- _Directions_: Copy each line of the records that contains the word "λήψεται".

(Entries taken from a collection)
◆ ◆ ◆ ◆ ◆ ◆ ◆
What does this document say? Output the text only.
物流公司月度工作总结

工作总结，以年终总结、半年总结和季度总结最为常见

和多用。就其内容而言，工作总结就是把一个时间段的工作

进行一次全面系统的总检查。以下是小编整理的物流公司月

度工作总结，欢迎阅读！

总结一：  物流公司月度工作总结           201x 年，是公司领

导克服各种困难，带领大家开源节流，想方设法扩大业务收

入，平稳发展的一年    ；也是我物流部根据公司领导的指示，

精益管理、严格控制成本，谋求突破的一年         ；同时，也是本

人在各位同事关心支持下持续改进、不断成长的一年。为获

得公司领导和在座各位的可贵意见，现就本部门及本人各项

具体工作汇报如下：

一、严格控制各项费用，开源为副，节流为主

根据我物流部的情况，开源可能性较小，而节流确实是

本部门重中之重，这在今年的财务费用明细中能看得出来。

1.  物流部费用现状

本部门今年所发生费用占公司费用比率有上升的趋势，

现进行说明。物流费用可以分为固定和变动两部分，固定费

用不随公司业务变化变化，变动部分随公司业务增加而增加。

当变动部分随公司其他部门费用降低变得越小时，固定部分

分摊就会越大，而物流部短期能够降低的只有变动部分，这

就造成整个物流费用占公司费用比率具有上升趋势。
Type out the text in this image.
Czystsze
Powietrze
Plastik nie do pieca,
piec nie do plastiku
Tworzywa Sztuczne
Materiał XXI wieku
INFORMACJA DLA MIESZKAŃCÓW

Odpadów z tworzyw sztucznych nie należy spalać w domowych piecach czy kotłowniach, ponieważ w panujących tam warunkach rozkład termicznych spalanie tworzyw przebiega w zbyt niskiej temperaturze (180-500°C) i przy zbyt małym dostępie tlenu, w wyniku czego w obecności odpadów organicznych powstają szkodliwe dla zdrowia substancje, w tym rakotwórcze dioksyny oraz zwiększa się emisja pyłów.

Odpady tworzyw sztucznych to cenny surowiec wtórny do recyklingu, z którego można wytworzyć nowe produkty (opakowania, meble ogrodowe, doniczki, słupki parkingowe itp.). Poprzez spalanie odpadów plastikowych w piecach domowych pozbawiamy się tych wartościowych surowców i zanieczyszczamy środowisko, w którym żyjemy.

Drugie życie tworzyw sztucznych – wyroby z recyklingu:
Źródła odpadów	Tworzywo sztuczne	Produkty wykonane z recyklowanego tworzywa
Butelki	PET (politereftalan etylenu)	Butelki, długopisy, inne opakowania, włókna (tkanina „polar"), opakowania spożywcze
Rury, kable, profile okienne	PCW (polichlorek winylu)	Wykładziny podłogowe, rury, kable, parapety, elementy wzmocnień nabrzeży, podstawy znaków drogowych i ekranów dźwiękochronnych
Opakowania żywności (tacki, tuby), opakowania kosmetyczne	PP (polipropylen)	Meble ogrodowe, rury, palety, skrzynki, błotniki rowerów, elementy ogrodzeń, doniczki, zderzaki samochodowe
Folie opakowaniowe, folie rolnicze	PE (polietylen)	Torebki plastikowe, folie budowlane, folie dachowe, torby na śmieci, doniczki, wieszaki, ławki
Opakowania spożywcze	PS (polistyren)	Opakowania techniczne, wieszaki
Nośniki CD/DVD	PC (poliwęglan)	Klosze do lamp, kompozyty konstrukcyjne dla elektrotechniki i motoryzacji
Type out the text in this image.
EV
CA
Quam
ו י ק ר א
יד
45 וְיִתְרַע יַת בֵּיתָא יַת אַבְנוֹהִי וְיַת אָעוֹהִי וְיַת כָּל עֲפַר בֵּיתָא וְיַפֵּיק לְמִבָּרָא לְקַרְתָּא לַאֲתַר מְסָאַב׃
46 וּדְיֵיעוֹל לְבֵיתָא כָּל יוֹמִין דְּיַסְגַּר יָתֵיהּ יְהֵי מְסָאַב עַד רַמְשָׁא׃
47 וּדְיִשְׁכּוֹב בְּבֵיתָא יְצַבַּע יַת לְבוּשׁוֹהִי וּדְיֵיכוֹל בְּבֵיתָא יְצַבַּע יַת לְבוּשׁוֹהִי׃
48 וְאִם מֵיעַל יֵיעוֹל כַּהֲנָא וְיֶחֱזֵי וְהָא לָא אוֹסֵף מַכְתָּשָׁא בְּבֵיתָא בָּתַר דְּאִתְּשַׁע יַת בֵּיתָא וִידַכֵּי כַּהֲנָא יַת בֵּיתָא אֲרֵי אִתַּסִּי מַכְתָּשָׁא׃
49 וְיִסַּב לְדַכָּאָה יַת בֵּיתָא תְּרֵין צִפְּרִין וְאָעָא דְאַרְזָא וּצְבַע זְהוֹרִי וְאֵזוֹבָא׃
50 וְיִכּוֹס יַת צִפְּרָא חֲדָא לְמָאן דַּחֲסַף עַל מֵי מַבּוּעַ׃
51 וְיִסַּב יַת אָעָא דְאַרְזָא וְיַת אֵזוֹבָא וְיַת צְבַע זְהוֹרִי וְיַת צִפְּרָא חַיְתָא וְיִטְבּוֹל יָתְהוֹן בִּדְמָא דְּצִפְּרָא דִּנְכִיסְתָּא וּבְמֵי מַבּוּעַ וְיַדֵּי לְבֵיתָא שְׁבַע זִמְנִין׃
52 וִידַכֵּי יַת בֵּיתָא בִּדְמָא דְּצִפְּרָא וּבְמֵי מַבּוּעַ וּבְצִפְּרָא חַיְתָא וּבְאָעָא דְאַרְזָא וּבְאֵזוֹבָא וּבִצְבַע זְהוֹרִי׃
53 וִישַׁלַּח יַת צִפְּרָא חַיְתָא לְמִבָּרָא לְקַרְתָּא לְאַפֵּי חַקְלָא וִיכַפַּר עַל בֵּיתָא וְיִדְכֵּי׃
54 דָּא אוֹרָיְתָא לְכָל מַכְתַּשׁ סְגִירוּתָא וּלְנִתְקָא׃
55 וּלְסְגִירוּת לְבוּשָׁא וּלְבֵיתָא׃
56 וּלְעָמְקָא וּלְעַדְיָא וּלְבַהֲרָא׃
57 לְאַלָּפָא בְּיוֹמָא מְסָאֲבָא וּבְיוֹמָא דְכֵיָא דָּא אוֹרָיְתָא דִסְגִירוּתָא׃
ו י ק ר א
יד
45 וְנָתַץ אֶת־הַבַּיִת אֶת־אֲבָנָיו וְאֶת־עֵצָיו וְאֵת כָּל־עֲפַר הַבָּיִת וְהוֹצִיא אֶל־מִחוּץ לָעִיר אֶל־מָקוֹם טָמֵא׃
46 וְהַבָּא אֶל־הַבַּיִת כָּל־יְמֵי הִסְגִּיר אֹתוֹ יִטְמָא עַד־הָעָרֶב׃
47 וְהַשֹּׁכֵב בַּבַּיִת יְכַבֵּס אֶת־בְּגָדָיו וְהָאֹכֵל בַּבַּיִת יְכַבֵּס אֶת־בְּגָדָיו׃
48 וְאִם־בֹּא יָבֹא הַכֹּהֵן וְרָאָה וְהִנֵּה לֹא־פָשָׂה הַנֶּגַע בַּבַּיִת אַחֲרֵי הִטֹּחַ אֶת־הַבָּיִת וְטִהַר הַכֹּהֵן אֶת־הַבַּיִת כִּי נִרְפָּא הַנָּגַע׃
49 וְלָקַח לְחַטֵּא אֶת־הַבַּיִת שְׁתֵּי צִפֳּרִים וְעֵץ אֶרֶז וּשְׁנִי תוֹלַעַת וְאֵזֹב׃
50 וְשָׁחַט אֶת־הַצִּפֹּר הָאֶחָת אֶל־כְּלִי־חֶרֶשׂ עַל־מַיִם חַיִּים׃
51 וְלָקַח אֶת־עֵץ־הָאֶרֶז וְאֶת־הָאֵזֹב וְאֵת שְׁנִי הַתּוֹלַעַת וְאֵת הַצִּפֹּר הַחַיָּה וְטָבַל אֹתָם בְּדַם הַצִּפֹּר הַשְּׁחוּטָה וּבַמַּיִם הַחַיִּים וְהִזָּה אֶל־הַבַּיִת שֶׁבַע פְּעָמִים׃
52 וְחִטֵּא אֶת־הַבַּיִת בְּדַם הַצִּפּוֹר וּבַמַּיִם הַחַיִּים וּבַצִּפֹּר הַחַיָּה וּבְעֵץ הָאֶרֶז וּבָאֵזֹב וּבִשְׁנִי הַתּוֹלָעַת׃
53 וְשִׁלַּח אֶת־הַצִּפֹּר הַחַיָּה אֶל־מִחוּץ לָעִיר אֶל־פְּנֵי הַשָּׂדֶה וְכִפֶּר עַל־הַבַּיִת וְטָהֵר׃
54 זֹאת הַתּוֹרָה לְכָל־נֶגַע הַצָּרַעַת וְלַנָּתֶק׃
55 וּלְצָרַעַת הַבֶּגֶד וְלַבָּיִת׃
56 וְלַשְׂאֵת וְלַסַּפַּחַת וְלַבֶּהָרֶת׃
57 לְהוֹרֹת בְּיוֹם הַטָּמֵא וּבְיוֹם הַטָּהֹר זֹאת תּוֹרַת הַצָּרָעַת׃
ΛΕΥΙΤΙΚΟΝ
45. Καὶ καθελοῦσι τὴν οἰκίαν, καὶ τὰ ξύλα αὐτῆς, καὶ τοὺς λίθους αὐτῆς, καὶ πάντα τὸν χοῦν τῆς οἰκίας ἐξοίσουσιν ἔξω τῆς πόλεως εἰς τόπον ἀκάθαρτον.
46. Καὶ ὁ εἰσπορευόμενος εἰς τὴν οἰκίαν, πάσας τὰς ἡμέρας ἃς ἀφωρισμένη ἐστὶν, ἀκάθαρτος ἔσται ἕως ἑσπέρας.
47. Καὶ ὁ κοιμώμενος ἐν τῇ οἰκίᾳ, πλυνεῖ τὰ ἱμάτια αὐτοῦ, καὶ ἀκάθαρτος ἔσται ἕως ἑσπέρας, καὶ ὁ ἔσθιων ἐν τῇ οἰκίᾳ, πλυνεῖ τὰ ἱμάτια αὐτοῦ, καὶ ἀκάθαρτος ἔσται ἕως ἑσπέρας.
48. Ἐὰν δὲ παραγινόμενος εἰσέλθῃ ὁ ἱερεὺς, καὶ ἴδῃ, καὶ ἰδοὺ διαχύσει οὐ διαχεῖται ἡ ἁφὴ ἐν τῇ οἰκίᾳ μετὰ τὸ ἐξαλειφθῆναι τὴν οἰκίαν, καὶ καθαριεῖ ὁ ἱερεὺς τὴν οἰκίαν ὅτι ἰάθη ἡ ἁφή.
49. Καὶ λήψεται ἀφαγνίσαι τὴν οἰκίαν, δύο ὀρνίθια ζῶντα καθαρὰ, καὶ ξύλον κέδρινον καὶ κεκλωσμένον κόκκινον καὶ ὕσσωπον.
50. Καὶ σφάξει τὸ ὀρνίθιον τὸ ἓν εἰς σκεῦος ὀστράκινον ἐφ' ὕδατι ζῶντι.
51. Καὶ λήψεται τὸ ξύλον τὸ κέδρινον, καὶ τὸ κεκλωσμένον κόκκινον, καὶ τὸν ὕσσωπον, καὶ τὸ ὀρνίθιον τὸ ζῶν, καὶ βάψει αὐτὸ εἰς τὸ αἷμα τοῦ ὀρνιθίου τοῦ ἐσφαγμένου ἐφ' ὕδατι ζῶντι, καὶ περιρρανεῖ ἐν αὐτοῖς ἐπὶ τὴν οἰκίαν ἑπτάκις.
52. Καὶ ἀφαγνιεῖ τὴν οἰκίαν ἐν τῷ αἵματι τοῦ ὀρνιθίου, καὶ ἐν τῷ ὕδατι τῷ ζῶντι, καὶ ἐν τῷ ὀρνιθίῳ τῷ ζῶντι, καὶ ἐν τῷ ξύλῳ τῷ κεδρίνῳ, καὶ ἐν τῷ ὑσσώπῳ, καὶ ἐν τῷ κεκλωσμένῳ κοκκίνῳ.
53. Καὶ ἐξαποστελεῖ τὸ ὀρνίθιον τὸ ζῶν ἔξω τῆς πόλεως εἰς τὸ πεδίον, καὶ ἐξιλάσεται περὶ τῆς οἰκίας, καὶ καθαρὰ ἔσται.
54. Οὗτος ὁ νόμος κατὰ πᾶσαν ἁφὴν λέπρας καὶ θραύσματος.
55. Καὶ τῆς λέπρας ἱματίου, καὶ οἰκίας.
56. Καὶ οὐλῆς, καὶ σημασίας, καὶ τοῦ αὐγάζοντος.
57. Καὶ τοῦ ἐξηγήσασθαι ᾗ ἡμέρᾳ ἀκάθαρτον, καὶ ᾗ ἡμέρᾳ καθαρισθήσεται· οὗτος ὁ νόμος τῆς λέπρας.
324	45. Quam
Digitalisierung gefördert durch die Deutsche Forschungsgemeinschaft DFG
◆ ◆ ◆ ◆ ◆ ◆ ◆
- _Final result_:
49. Καὶ λήψεται ἀφαγνίσαι τὴν οἰκίαν, δύο ὀρνίθια ζῶντα καθαρὰ, καὶ ξύλον κέδρινον καὶ κεκλωσμένον κόκκινον καὶ ὕσσωπον.
51. Καὶ λήψεται τὸ ξύλον τὸ κέδρινον, καὶ τὸ κεκλωσμένον κόκκινον, καὶ τὸν ὕσσωπον, καὶ τὸ ὀρνίθιον τὸ ζῶν, καὶ βάψει αὐτὸ εἰς τὸ αἷμα τοῦ ὀρνιθίου τοῦ ἐσφαγμένου ἐφ' ὕδατι ζῶντι, καὶ περιρρανεῖ ἐν αὐτοῖς ἐπὶ τὴν οἰκίαν ἑπτάκις.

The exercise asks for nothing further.